INSTRUCTIONS TO FOLLOW. Edit the data below by replacing every "alpha-curve" with "alpha-trace", and leave everything else unchanged.
★ ★ ★ ★
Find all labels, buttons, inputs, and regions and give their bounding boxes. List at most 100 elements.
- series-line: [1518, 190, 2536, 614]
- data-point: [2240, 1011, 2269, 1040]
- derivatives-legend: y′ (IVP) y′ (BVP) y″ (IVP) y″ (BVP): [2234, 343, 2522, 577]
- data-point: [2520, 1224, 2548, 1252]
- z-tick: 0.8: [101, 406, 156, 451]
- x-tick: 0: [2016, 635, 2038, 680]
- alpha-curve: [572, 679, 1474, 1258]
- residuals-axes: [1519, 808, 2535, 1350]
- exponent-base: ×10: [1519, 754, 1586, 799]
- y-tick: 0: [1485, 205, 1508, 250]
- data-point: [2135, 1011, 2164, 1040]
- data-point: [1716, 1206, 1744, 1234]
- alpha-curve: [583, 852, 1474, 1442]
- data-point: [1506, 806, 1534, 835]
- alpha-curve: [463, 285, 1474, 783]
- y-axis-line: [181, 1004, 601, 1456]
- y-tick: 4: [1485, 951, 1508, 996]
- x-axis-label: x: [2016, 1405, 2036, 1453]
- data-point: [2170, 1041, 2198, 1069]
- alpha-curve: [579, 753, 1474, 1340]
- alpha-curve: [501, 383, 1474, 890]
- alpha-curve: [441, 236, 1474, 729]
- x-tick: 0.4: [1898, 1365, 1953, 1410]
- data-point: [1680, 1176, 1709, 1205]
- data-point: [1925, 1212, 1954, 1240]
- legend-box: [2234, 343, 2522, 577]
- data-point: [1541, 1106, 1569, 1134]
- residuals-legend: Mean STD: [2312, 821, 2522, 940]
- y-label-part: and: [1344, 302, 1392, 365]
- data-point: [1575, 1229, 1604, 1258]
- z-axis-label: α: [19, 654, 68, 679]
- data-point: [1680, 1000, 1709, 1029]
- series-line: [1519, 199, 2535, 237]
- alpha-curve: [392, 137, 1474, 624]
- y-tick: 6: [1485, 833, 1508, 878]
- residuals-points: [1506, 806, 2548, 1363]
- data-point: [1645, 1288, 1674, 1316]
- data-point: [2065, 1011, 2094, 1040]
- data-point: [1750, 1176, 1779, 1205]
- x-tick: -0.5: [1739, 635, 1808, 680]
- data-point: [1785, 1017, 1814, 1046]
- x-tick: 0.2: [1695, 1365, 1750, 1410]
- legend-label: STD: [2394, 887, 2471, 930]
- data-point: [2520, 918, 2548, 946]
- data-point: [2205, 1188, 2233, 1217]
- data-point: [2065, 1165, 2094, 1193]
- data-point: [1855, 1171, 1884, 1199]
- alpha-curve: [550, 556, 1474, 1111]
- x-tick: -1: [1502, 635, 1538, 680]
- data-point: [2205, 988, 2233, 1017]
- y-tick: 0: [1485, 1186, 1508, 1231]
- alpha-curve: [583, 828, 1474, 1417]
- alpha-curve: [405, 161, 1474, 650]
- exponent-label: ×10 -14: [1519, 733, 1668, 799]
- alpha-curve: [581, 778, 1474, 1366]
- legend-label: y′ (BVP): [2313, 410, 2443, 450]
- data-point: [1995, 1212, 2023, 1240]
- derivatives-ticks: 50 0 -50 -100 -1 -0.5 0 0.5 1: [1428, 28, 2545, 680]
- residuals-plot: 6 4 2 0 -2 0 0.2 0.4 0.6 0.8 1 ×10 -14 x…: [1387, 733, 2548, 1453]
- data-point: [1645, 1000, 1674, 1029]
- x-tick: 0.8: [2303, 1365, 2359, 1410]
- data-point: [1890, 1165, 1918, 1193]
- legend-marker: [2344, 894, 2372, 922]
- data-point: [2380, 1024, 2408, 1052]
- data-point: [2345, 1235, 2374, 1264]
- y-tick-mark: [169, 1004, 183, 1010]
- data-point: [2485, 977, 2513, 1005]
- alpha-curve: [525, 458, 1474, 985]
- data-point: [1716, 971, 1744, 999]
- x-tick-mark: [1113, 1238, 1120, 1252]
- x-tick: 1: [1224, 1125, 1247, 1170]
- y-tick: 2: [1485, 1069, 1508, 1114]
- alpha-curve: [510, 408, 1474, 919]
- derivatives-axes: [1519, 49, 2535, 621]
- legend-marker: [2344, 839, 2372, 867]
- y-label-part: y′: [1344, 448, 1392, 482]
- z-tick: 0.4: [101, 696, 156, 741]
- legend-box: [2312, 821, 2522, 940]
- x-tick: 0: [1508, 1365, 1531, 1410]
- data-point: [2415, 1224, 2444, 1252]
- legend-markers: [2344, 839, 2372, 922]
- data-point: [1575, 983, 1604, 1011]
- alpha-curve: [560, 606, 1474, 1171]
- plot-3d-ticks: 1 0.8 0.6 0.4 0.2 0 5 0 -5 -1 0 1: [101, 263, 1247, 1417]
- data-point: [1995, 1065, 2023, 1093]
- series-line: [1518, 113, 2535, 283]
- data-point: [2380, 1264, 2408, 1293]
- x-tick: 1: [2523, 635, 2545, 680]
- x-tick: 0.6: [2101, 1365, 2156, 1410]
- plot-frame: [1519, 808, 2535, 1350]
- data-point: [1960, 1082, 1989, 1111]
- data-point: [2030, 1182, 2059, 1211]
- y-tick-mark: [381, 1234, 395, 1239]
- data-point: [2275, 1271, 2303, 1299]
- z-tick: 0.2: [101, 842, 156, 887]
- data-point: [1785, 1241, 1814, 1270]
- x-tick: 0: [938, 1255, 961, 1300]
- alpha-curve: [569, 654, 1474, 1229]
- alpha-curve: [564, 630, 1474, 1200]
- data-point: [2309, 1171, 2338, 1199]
★ ★ ★ ★
OUTPUT OF THE TASK.
Find all labels, buttons, inputs, and regions and give their bounding boxes. List at most 100 elements.
- series-line: [1518, 190, 2536, 614]
- data-point: [2240, 1011, 2269, 1040]
- derivatives-legend: y′ (IVP) y′ (BVP) y″ (IVP) y″ (BVP): [2234, 343, 2522, 577]
- data-point: [2520, 1224, 2548, 1252]
- z-tick: 0.8: [101, 406, 156, 451]
- x-tick: 0: [2016, 635, 2038, 680]
- alpha-trace: [572, 679, 1474, 1258]
- residuals-axes: [1519, 808, 2535, 1350]
- exponent-base: ×10: [1519, 754, 1586, 799]
- y-tick: 0: [1485, 205, 1508, 250]
- data-point: [2135, 1011, 2164, 1040]
- data-point: [1716, 1206, 1744, 1234]
- alpha-trace: [583, 852, 1474, 1442]
- data-point: [1506, 806, 1534, 835]
- alpha-trace: [463, 285, 1474, 783]
- y-axis-line: [181, 1004, 601, 1456]
- y-tick: 4: [1485, 951, 1508, 996]
- x-axis-label: x: [2016, 1405, 2036, 1453]
- data-point: [2170, 1041, 2198, 1069]
- alpha-trace: [579, 753, 1474, 1340]
- alpha-trace: [501, 383, 1474, 890]
- alpha-trace: [441, 236, 1474, 729]
- x-tick: 0.4: [1898, 1365, 1953, 1410]
- data-point: [1680, 1176, 1709, 1205]
- data-point: [1925, 1212, 1954, 1240]
- legend-box: [2234, 343, 2522, 577]
- data-point: [1541, 1106, 1569, 1134]
- residuals-legend: Mean STD: [2312, 821, 2522, 940]
- y-label-part: and: [1344, 302, 1392, 365]
- data-point: [1575, 1229, 1604, 1258]
- z-axis-label: α: [19, 654, 68, 679]
- data-point: [1680, 1000, 1709, 1029]
- series-line: [1519, 199, 2535, 237]
- alpha-trace: [392, 137, 1474, 624]
- y-tick: 6: [1485, 833, 1508, 878]
- residuals-points: [1506, 806, 2548, 1363]
- data-point: [1645, 1288, 1674, 1316]
- data-point: [2065, 1011, 2094, 1040]
- data-point: [1750, 1176, 1779, 1205]
- x-tick: -0.5: [1739, 635, 1808, 680]
- data-point: [1785, 1017, 1814, 1046]
- x-tick: 0.2: [1695, 1365, 1750, 1410]
- legend-label: STD: [2394, 887, 2471, 930]
- data-point: [2520, 918, 2548, 946]
- data-point: [2205, 1188, 2233, 1217]
- data-point: [2065, 1165, 2094, 1193]
- data-point: [1855, 1171, 1884, 1199]
- alpha-trace: [550, 556, 1474, 1111]
- x-tick: -1: [1502, 635, 1538, 680]
- data-point: [2205, 988, 2233, 1017]
- y-tick: 0: [1485, 1186, 1508, 1231]
- alpha-trace: [583, 828, 1474, 1417]
- alpha-trace: [405, 161, 1474, 650]
- exponent-label: ×10 -14: [1519, 733, 1668, 799]
- alpha-trace: [581, 778, 1474, 1366]
- legend-label: y′ (BVP): [2313, 410, 2443, 450]
- data-point: [1995, 1212, 2023, 1240]
- derivatives-ticks: 50 0 -50 -100 -1 -0.5 0 0.5 1: [1428, 28, 2545, 680]
- residuals-plot: 6 4 2 0 -2 0 0.2 0.4 0.6 0.8 1 ×10 -14 x…: [1387, 733, 2548, 1453]
- data-point: [1645, 1000, 1674, 1029]
- x-tick: 0.8: [2303, 1365, 2359, 1410]
- data-point: [1890, 1165, 1918, 1193]
- legend-marker: [2344, 894, 2372, 922]
- data-point: [2380, 1024, 2408, 1052]
- data-point: [2345, 1235, 2374, 1264]
- y-tick-mark: [169, 1004, 183, 1010]
- data-point: [2485, 977, 2513, 1005]
- alpha-trace: [525, 458, 1474, 985]
- data-point: [1716, 971, 1744, 999]
- x-tick-mark: [1113, 1238, 1120, 1252]
- x-tick: 1: [1224, 1125, 1247, 1170]
- y-tick: 2: [1485, 1069, 1508, 1114]
- alpha-trace: [510, 408, 1474, 919]
- derivatives-axes: [1519, 49, 2535, 621]
- legend-marker: [2344, 839, 2372, 867]
- y-label-part: y′: [1344, 448, 1392, 482]
- z-tick: 0.4: [101, 696, 156, 741]
- legend-box: [2312, 821, 2522, 940]
- x-tick: 0: [1508, 1365, 1531, 1410]
- data-point: [2415, 1224, 2444, 1252]
- legend-markers: [2344, 839, 2372, 922]
- data-point: [1575, 983, 1604, 1011]
- alpha-trace: [560, 606, 1474, 1171]
- plot-3d-ticks: 1 0.8 0.6 0.4 0.2 0 5 0 -5 -1 0 1: [101, 263, 1247, 1417]
- data-point: [1995, 1065, 2023, 1093]
- series-line: [1518, 113, 2535, 283]
- data-point: [2380, 1264, 2408, 1293]
- x-tick: 1: [2523, 635, 2545, 680]
- x-tick: 0.6: [2101, 1365, 2156, 1410]
- plot-frame: [1519, 808, 2535, 1350]
- data-point: [1960, 1082, 1989, 1111]
- data-point: [2030, 1182, 2059, 1211]
- y-tick-mark: [381, 1234, 395, 1239]
- data-point: [2275, 1271, 2303, 1299]
- z-tick: 0.2: [101, 842, 156, 887]
- data-point: [1785, 1241, 1814, 1270]
- x-tick: 0: [938, 1255, 961, 1300]
- alpha-trace: [569, 654, 1474, 1229]
- alpha-trace: [564, 630, 1474, 1200]
- data-point: [2309, 1171, 2338, 1199]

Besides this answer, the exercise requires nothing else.